◆ Work instructions
Nothing should be left out: output all of the entries exactly.

◆ Input material
* Start *
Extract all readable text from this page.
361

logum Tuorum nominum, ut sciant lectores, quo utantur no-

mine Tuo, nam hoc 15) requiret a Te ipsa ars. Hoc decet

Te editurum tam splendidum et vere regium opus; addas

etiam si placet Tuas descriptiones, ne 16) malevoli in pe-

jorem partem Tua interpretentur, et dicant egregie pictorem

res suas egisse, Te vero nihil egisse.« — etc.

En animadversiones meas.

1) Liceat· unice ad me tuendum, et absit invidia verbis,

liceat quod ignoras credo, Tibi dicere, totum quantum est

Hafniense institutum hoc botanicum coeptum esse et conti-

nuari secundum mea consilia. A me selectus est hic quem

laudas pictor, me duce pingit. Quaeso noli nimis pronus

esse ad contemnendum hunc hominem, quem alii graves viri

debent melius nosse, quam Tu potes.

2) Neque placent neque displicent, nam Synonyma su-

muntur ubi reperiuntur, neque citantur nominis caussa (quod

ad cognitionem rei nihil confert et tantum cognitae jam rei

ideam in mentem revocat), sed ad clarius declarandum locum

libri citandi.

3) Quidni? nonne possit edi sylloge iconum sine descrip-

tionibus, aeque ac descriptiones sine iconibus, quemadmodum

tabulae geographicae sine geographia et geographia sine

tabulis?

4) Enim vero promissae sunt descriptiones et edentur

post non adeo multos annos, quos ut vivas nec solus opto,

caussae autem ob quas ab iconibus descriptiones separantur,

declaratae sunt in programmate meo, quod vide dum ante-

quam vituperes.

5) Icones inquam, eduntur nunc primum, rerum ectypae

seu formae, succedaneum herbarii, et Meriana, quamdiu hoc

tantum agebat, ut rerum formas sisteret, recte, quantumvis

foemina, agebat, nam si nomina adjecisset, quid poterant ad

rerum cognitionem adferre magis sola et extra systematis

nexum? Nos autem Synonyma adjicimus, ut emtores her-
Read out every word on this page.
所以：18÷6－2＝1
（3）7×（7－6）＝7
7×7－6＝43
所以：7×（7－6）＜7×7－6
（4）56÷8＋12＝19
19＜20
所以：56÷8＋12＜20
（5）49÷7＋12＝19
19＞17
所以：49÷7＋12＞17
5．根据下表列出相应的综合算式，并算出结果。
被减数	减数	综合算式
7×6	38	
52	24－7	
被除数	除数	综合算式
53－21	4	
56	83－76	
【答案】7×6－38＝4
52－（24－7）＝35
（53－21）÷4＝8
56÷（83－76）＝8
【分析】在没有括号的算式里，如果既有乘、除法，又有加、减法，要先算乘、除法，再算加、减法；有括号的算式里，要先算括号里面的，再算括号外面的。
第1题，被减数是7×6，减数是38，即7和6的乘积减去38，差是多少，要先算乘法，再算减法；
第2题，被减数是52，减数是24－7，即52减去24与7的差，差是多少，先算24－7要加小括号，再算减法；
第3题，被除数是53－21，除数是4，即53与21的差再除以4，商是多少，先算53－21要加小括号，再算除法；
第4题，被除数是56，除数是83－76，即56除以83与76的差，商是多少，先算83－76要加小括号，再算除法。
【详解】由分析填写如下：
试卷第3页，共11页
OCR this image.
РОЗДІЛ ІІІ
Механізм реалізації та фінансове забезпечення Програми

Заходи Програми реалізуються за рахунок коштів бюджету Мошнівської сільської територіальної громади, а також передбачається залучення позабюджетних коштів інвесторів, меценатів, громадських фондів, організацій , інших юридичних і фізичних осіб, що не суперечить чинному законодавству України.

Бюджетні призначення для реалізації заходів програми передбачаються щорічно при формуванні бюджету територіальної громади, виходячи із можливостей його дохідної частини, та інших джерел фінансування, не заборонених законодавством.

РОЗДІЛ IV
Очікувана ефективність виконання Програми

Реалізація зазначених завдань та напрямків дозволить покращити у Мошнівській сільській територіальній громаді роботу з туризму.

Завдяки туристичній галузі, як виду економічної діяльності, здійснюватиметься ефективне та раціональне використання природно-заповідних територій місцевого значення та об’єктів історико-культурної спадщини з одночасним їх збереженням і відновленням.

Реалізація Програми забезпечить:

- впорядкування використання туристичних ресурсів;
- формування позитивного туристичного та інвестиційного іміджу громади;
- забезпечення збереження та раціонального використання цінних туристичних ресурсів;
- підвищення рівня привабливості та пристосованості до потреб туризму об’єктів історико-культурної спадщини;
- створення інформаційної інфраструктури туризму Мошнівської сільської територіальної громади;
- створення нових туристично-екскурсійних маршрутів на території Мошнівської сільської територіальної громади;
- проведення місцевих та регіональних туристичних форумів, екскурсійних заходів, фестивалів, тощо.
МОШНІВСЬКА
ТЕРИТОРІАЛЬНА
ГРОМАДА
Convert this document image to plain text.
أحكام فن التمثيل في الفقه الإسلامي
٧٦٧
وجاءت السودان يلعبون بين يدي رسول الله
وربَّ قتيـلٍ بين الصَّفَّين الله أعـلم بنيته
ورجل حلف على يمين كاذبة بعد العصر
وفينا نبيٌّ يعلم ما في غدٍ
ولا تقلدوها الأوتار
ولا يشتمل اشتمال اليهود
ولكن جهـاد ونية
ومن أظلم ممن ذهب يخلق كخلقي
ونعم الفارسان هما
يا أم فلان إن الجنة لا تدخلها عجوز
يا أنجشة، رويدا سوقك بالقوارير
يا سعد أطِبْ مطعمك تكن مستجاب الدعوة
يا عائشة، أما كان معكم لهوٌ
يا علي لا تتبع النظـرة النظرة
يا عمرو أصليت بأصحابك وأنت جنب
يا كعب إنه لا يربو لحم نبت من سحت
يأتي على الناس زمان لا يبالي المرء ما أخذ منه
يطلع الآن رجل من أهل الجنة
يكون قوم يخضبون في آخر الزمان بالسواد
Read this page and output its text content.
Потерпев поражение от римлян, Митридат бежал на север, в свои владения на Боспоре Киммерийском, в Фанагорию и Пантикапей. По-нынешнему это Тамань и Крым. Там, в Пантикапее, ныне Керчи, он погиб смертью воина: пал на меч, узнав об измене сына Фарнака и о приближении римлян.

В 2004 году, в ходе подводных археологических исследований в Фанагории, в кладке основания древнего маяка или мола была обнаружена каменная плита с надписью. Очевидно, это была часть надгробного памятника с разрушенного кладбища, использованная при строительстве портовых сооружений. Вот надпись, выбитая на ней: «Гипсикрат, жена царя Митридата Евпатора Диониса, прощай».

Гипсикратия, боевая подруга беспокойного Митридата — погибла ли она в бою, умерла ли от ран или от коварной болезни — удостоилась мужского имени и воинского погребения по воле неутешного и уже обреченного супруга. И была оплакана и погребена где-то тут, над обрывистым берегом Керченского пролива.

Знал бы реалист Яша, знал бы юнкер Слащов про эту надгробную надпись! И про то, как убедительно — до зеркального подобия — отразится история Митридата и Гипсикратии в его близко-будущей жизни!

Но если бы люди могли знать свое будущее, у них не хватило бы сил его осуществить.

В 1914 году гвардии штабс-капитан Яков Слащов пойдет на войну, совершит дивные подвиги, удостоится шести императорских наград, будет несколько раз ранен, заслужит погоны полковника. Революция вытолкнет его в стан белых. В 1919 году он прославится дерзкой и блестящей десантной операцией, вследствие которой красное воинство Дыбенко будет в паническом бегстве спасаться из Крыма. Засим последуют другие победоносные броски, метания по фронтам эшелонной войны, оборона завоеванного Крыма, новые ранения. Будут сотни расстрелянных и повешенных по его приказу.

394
* End *
◆ Task result
Extract all readable text from this page.
361

logum Tuorum nominum, ut sciant lectores, quo utantur no-

mine Tuo, nam hoc 15) requiret a Te ipsa ars. Hoc decet

Te editurum tam splendidum et vere regium opus; addas

etiam si placet Tuas descriptiones, ne 16) malevoli in pe-

jorem partem Tua interpretentur, et dicant egregie pictorem

res suas egisse, Te vero nihil egisse.« — etc.

En animadversiones meas.

1) Liceat· unice ad me tuendum, et absit invidia verbis,

liceat quod ignoras credo, Tibi dicere, totum quantum est

Hafniense institutum hoc botanicum coeptum esse et conti-

nuari secundum mea consilia. A me selectus est hic quem

laudas pictor, me duce pingit. Quaeso noli nimis pronus

esse ad contemnendum hunc hominem, quem alii graves viri

debent melius nosse, quam Tu potes.

2) Neque placent neque displicent, nam Synonyma su-

muntur ubi reperiuntur, neque citantur nominis caussa (quod

ad cognitionem rei nihil confert et tantum cognitae jam rei

ideam in mentem revocat), sed ad clarius declarandum locum

libri citandi.

3) Quidni? nonne possit edi sylloge iconum sine descrip-

tionibus, aeque ac descriptiones sine iconibus, quemadmodum

tabulae geographicae sine geographia et geographia sine

tabulis?

4) Enim vero promissae sunt descriptiones et edentur

post non adeo multos annos, quos ut vivas nec solus opto,

caussae autem ob quas ab iconibus descriptiones separantur,

declaratae sunt in programmate meo, quod vide dum ante-

quam vituperes.

5) Icones inquam, eduntur nunc primum, rerum ectypae

seu formae, succedaneum herbarii, et Meriana, quamdiu hoc

tantum agebat, ut rerum formas sisteret, recte, quantumvis

foemina, agebat, nam si nomina adjecisset, quid poterant ad

rerum cognitionem adferre magis sola et extra systematis

nexum? Nos autem Synonyma adjicimus, ut emtores her-
Read out every word on this page.
所以：18÷6－2＝1
（3）7×（7－6）＝7
7×7－6＝43
所以：7×（7－6）＜7×7－6
（4）56÷8＋12＝19
19＜20
所以：56÷8＋12＜20
（5）49÷7＋12＝19
19＞17
所以：49÷7＋12＞17
5．根据下表列出相应的综合算式，并算出结果。
被减数	减数	综合算式
7×6	38	
52	24－7	
被除数	除数	综合算式
53－21	4	
56	83－76	
【答案】7×6－38＝4
52－（24－7）＝35
（53－21）÷4＝8
56÷（83－76）＝8
【分析】在没有括号的算式里，如果既有乘、除法，又有加、减法，要先算乘、除法，再算加、减法；有括号的算式里，要先算括号里面的，再算括号外面的。
第1题，被减数是7×6，减数是38，即7和6的乘积减去38，差是多少，要先算乘法，再算减法；
第2题，被减数是52，减数是24－7，即52减去24与7的差，差是多少，先算24－7要加小括号，再算减法；
第3题，被除数是53－21，除数是4，即53与21的差再除以4，商是多少，先算53－21要加小括号，再算除法；
第4题，被除数是56，除数是83－76，即56除以83与76的差，商是多少，先算83－76要加小括号，再算除法。
【详解】由分析填写如下：
试卷第3页，共11页
OCR this image.
РОЗДІЛ ІІІ
Механізм реалізації та фінансове забезпечення Програми

Заходи Програми реалізуються за рахунок коштів бюджету Мошнівської сільської територіальної громади, а також передбачається залучення позабюджетних коштів інвесторів, меценатів, громадських фондів, організацій , інших юридичних і фізичних осіб, що не суперечить чинному законодавству України.

Бюджетні призначення для реалізації заходів програми передбачаються щорічно при формуванні бюджету територіальної громади, виходячи із можливостей його дохідної частини, та інших джерел фінансування, не заборонених законодавством.

РОЗДІЛ IV
Очікувана ефективність виконання Програми

Реалізація зазначених завдань та напрямків дозволить покращити у Мошнівській сільській територіальній громаді роботу з туризму.

Завдяки туристичній галузі, як виду економічної діяльності, здійснюватиметься ефективне та раціональне використання природно-заповідних територій місцевого значення та об’єктів історико-культурної спадщини з одночасним їх збереженням і відновленням.

Реалізація Програми забезпечить:

- впорядкування використання туристичних ресурсів;
- формування позитивного туристичного та інвестиційного іміджу громади;
- забезпечення збереження та раціонального використання цінних туристичних ресурсів;
- підвищення рівня привабливості та пристосованості до потреб туризму об’єктів історико-культурної спадщини;
- створення інформаційної інфраструктури туризму Мошнівської сільської територіальної громади;
- створення нових туристично-екскурсійних маршрутів на території Мошнівської сільської територіальної громади;
- проведення місцевих та регіональних туристичних форумів, екскурсійних заходів, фестивалів, тощо.
МОШНІВСЬКА
ТЕРИТОРІАЛЬНА
ГРОМАДА
Convert this document image to plain text.
أحكام فن التمثيل في الفقه الإسلامي
٧٦٧
وجاءت السودان يلعبون بين يدي رسول الله
وربَّ قتيـلٍ بين الصَّفَّين الله أعـلم بنيته
ورجل حلف على يمين كاذبة بعد العصر
وفينا نبيٌّ يعلم ما في غدٍ
ولا تقلدوها الأوتار
ولا يشتمل اشتمال اليهود
ولكن جهـاد ونية
ومن أظلم ممن ذهب يخلق كخلقي
ونعم الفارسان هما
يا أم فلان إن الجنة لا تدخلها عجوز
يا أنجشة، رويدا سوقك بالقوارير
يا سعد أطِبْ مطعمك تكن مستجاب الدعوة
يا عائشة، أما كان معكم لهوٌ
يا علي لا تتبع النظـرة النظرة
يا عمرو أصليت بأصحابك وأنت جنب
يا كعب إنه لا يربو لحم نبت من سحت
يأتي على الناس زمان لا يبالي المرء ما أخذ منه
يطلع الآن رجل من أهل الجنة
يكون قوم يخضبون في آخر الزمان بالسواد
Read this page and output its text content.
Потерпев поражение от римлян, Митридат бежал на север, в свои владения на Боспоре Киммерийском, в Фанагорию и Пантикапей. По-нынешнему это Тамань и Крым. Там, в Пантикапее, ныне Керчи, он погиб смертью воина: пал на меч, узнав об измене сына Фарнака и о приближении римлян.

В 2004 году, в ходе подводных археологических исследований в Фанагории, в кладке основания древнего маяка или мола была обнаружена каменная плита с надписью. Очевидно, это была часть надгробного памятника с разрушенного кладбища, использованная при строительстве портовых сооружений. Вот надпись, выбитая на ней: «Гипсикрат, жена царя Митридата Евпатора Диониса, прощай».

Гипсикратия, боевая подруга беспокойного Митридата — погибла ли она в бою, умерла ли от ран или от коварной болезни — удостоилась мужского имени и воинского погребения по воле неутешного и уже обреченного супруга. И была оплакана и погребена где-то тут, над обрывистым берегом Керченского пролива.

Знал бы реалист Яша, знал бы юнкер Слащов про эту надгробную надпись! И про то, как убедительно — до зеркального подобия — отразится история Митридата и Гипсикратии в его близко-будущей жизни!

Но если бы люди могли знать свое будущее, у них не хватило бы сил его осуществить.

В 1914 году гвардии штабс-капитан Яков Слащов пойдет на войну, совершит дивные подвиги, удостоится шести императорских наград, будет несколько раз ранен, заслужит погоны полковника. Революция вытолкнет его в стан белых. В 1919 году он прославится дерзкой и блестящей десантной операцией, вследствие которой красное воинство Дыбенко будет в паническом бегстве спасаться из Крыма. Засим последуют другие победоносные броски, метания по фронтам эшелонной войны, оборона завоеванного Крыма, новые ранения. Будут сотни расстрелянных и повешенных по его приказу.

394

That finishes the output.